Source data
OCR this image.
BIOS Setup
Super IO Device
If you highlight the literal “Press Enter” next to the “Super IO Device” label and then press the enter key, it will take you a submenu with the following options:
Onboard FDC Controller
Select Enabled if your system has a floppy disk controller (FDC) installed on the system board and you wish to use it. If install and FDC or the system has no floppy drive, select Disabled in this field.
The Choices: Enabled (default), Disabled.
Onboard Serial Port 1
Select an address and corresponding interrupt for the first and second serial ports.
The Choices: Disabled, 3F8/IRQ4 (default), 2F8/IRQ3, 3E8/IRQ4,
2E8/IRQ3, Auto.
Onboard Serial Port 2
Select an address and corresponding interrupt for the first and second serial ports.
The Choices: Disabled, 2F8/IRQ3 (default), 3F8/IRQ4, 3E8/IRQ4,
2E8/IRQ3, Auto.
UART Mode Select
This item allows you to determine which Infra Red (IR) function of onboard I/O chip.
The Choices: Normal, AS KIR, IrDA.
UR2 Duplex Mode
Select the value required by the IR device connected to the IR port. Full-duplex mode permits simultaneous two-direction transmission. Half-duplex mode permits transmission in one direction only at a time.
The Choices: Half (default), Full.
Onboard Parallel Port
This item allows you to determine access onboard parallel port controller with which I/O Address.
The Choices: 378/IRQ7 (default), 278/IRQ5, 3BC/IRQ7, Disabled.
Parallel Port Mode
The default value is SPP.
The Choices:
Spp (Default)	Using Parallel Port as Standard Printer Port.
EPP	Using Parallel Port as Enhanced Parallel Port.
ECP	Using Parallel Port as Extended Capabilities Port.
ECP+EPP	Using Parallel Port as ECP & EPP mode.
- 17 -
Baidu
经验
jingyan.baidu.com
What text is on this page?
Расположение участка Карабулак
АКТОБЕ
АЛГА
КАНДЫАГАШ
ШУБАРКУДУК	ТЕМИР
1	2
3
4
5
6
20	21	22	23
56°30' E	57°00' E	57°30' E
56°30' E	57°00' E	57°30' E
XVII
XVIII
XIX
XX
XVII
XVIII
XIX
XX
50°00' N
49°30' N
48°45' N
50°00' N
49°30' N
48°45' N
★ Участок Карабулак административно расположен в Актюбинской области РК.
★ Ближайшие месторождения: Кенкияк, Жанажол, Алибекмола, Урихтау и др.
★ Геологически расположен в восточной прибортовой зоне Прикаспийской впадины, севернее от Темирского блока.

Given exercise
Every line above should be retyped exactly as given.

Result of the exercise
OCR this image.
BIOS Setup
Super IO Device
If you highlight the literal “Press Enter” next to the “Super IO Device” label and then press the enter key, it will take you a submenu with the following options:
Onboard FDC Controller
Select Enabled if your system has a floppy disk controller (FDC) installed on the system board and you wish to use it. If install and FDC or the system has no floppy drive, select Disabled in this field.
The Choices: Enabled (default), Disabled.
Onboard Serial Port 1
Select an address and corresponding interrupt for the first and second serial ports.
The Choices: Disabled, 3F8/IRQ4 (default), 2F8/IRQ3, 3E8/IRQ4,
2E8/IRQ3, Auto.
Onboard Serial Port 2
Select an address and corresponding interrupt for the first and second serial ports.
The Choices: Disabled, 2F8/IRQ3 (default), 3F8/IRQ4, 3E8/IRQ4,
2E8/IRQ3, Auto.
UART Mode Select
This item allows you to determine which Infra Red (IR) function of onboard I/O chip.
The Choices: Normal, AS KIR, IrDA.
UR2 Duplex Mode
Select the value required by the IR device connected to the IR port. Full-duplex mode permits simultaneous two-direction transmission. Half-duplex mode permits transmission in one direction only at a time.
The Choices: Half (default), Full.
Onboard Parallel Port
This item allows you to determine access onboard parallel port controller with which I/O Address.
The Choices: 378/IRQ7 (default), 278/IRQ5, 3BC/IRQ7, Disabled.
Parallel Port Mode
The default value is SPP.
The Choices:
Spp (Default)	Using Parallel Port as Standard Printer Port.
EPP	Using Parallel Port as Enhanced Parallel Port.
ECP	Using Parallel Port as Extended Capabilities Port.
ECP+EPP	Using Parallel Port as ECP & EPP mode.
- 17 -
Baidu
经验
jingyan.baidu.com
What text is on this page?
Расположение участка Карабулак
АКТОБЕ
АЛГА
КАНДЫАГАШ
ШУБАРКУДУК	ТЕМИР
1	2
3
4
5
6
20	21	22	23
56°30' E	57°00' E	57°30' E
56°30' E	57°00' E	57°30' E
XVII
XVIII
XIX
XX
XVII
XVIII
XIX
XX
50°00' N
49°30' N
48°45' N
50°00' N
49°30' N
48°45' N
★ Участок Карабулак административно расположен в Актюбинской области РК.
★ Ближайшие месторождения: Кенкияк, Жанажол, Алибекмола, Урихтау и др.
★ Геологически расположен в восточной прибортовой зоне Прикаспийской впадины, севернее от Темирского блока.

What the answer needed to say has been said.